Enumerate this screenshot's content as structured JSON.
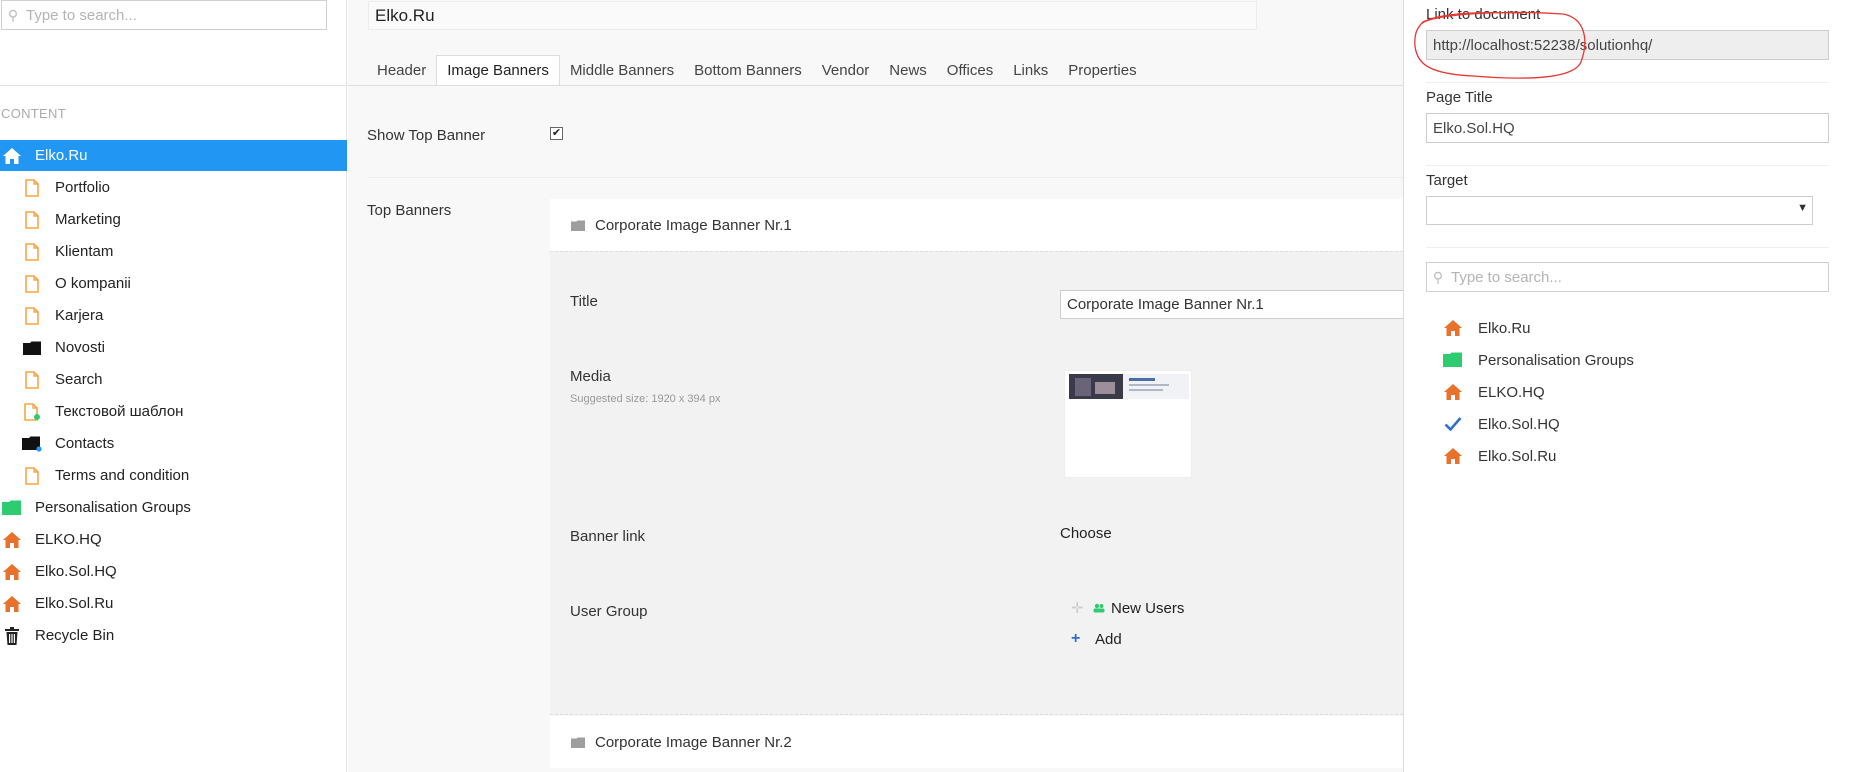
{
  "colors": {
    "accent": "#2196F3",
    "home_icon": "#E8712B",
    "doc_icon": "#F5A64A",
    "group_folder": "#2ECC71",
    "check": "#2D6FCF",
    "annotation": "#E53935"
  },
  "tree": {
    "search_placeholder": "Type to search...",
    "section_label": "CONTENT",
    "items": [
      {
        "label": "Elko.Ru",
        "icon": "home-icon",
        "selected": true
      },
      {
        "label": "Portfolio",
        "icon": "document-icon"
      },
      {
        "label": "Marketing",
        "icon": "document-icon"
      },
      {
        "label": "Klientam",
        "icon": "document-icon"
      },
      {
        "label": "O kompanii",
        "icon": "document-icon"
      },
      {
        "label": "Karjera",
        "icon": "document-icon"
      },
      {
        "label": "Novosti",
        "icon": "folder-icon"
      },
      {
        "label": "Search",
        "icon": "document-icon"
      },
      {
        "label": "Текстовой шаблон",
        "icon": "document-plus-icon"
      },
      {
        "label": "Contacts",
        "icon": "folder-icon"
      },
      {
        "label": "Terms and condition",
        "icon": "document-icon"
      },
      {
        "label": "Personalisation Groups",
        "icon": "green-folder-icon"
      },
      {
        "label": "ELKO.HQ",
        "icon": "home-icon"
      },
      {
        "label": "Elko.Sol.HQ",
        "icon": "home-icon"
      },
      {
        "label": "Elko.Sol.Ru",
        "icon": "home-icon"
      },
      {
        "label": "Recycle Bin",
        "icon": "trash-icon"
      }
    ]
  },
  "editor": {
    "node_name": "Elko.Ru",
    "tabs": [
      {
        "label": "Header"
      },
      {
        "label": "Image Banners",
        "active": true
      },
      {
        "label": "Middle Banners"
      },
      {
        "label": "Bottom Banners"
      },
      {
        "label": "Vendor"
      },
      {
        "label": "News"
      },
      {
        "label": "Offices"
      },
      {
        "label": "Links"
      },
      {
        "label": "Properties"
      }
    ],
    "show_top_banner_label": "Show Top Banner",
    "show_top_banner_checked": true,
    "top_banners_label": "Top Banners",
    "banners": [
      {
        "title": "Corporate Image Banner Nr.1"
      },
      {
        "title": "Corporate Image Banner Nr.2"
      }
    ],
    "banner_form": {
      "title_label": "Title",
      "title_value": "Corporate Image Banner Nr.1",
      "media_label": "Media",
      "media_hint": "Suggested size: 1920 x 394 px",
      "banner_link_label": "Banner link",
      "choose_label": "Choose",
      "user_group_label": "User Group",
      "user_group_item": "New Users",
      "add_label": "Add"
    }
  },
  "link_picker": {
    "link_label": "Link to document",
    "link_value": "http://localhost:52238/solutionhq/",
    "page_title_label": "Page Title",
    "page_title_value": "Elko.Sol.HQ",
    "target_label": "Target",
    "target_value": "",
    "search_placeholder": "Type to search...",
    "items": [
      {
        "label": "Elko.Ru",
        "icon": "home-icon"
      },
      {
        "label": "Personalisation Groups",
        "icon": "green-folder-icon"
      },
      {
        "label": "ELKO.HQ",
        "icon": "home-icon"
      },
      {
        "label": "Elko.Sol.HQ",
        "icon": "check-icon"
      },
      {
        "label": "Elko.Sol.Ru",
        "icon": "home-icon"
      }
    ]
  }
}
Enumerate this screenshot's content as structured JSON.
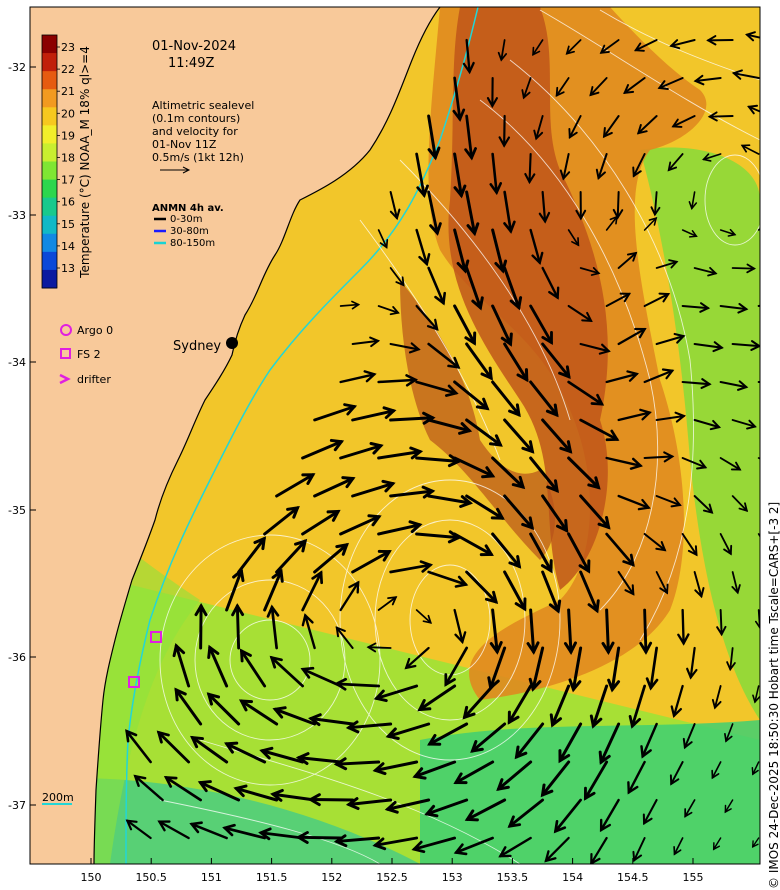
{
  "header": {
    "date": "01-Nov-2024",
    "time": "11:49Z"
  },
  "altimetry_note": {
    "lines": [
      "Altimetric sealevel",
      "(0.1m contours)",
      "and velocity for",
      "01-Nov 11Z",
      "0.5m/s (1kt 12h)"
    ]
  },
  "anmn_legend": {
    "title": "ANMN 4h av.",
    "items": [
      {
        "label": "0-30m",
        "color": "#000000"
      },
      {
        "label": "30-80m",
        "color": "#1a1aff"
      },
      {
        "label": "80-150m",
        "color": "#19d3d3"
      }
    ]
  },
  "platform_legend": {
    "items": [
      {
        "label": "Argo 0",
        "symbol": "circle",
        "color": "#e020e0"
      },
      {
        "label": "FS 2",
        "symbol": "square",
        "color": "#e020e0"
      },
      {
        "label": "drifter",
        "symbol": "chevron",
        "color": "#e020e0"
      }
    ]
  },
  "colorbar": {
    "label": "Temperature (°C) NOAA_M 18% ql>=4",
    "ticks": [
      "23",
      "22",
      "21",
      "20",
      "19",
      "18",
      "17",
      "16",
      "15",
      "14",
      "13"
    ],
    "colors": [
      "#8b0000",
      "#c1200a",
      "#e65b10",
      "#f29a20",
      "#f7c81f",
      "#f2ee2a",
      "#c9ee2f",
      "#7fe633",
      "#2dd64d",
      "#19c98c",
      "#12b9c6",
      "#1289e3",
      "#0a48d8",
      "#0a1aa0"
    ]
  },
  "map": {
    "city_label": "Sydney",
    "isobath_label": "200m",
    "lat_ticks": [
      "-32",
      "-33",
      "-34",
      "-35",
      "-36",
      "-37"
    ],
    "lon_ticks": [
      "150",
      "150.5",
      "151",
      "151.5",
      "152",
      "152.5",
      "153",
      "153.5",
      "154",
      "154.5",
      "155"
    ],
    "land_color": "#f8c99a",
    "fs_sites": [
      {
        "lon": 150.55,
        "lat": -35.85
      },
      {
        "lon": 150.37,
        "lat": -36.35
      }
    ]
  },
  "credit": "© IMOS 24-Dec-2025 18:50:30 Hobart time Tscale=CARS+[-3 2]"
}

_PROBLEM TO WORK ON_
Transcribe each entry above exactly, apart from the pictures.

_CORRECT RESULT_
Enumerate this screenshot's content as structured JSON.
{
  "colors": {
    "accent": "#2196F3",
    "home_icon": "#E8712B",
    "doc_icon": "#F5A64A",
    "group_folder": "#2ECC71",
    "check": "#2D6FCF",
    "annotation": "#E53935"
  },
  "tree": {
    "search_placeholder": "Type to search...",
    "section_label": "CONTENT",
    "items": [
      {
        "label": "Elko.Ru",
        "icon": "home-icon",
        "selected": true
      },
      {
        "label": "Portfolio",
        "icon": "document-icon"
      },
      {
        "label": "Marketing",
        "icon": "document-icon"
      },
      {
        "label": "Klientam",
        "icon": "document-icon"
      },
      {
        "label": "O kompanii",
        "icon": "document-icon"
      },
      {
        "label": "Karjera",
        "icon": "document-icon"
      },
      {
        "label": "Novosti",
        "icon": "folder-icon"
      },
      {
        "label": "Search",
        "icon": "document-icon"
      },
      {
        "label": "Текстовой шаблон",
        "icon": "document-plus-icon"
      },
      {
        "label": "Contacts",
        "icon": "folder-icon"
      },
      {
        "label": "Terms and condition",
        "icon": "document-icon"
      },
      {
        "label": "Personalisation Groups",
        "icon": "green-folder-icon"
      },
      {
        "label": "ELKO.HQ",
        "icon": "home-icon"
      },
      {
        "label": "Elko.Sol.HQ",
        "icon": "home-icon"
      },
      {
        "label": "Elko.Sol.Ru",
        "icon": "home-icon"
      },
      {
        "label": "Recycle Bin",
        "icon": "trash-icon"
      }
    ]
  },
  "editor": {
    "node_name": "Elko.Ru",
    "tabs": [
      {
        "label": "Header"
      },
      {
        "label": "Image Banners",
        "active": true
      },
      {
        "label": "Middle Banners"
      },
      {
        "label": "Bottom Banners"
      },
      {
        "label": "Vendor"
      },
      {
        "label": "News"
      },
      {
        "label": "Offices"
      },
      {
        "label": "Links"
      },
      {
        "label": "Properties"
      }
    ],
    "show_top_banner_label": "Show Top Banner",
    "show_top_banner_checked": true,
    "top_banners_label": "Top Banners",
    "banners": [
      {
        "title": "Corporate Image Banner Nr.1"
      },
      {
        "title": "Corporate Image Banner Nr.2"
      }
    ],
    "banner_form": {
      "title_label": "Title",
      "title_value": "Corporate Image Banner Nr.1",
      "media_label": "Media",
      "media_hint": "Suggested size: 1920 x 394 px",
      "banner_link_label": "Banner link",
      "choose_label": "Choose",
      "user_group_label": "User Group",
      "user_group_item": "New Users",
      "add_label": "Add"
    }
  },
  "link_picker": {
    "link_label": "Link to document",
    "link_value": "http://localhost:52238/solutionhq/",
    "page_title_label": "Page Title",
    "page_title_value": "Elko.Sol.HQ",
    "target_label": "Target",
    "target_value": "",
    "search_placeholder": "Type to search...",
    "items": [
      {
        "label": "Elko.Ru",
        "icon": "home-icon"
      },
      {
        "label": "Personalisation Groups",
        "icon": "green-folder-icon"
      },
      {
        "label": "ELKO.HQ",
        "icon": "home-icon"
      },
      {
        "label": "Elko.Sol.HQ",
        "icon": "check-icon"
      },
      {
        "label": "Elko.Sol.Ru",
        "icon": "home-icon"
      }
    ]
  }
}
Enumerate this screenshot's content as structured JSON.
{
  "header": {
    "date": "01-Nov-2024",
    "time": "11:49Z"
  },
  "altimetry_note": {
    "lines": [
      "Altimetric sealevel",
      "(0.1m contours)",
      "and velocity for",
      "01-Nov 11Z",
      "0.5m/s (1kt 12h)"
    ]
  },
  "anmn_legend": {
    "title": "ANMN 4h av.",
    "items": [
      {
        "label": "0-30m",
        "color": "#000000"
      },
      {
        "label": "30-80m",
        "color": "#1a1aff"
      },
      {
        "label": "80-150m",
        "color": "#19d3d3"
      }
    ]
  },
  "platform_legend": {
    "items": [
      {
        "label": "Argo 0",
        "symbol": "circle",
        "color": "#e020e0"
      },
      {
        "label": "FS 2",
        "symbol": "square",
        "color": "#e020e0"
      },
      {
        "label": "drifter",
        "symbol": "chevron",
        "color": "#e020e0"
      }
    ]
  },
  "colorbar": {
    "label": "Temperature (°C) NOAA_M 18% ql>=4",
    "ticks": [
      "23",
      "22",
      "21",
      "20",
      "19",
      "18",
      "17",
      "16",
      "15",
      "14",
      "13"
    ],
    "colors": [
      "#8b0000",
      "#c1200a",
      "#e65b10",
      "#f29a20",
      "#f7c81f",
      "#f2ee2a",
      "#c9ee2f",
      "#7fe633",
      "#2dd64d",
      "#19c98c",
      "#12b9c6",
      "#1289e3",
      "#0a48d8",
      "#0a1aa0"
    ]
  },
  "map": {
    "city_label": "Sydney",
    "isobath_label": "200m",
    "lat_ticks": [
      "-32",
      "-33",
      "-34",
      "-35",
      "-36",
      "-37"
    ],
    "lon_ticks": [
      "150",
      "150.5",
      "151",
      "151.5",
      "152",
      "152.5",
      "153",
      "153.5",
      "154",
      "154.5",
      "155"
    ],
    "land_color": "#f8c99a",
    "fs_sites": [
      {
        "lon": 150.55,
        "lat": -35.85
      },
      {
        "lon": 150.37,
        "lat": -36.35
      }
    ]
  },
  "credit": "© IMOS 24-Dec-2025 18:50:30 Hobart time Tscale=CARS+[-3 2]"
}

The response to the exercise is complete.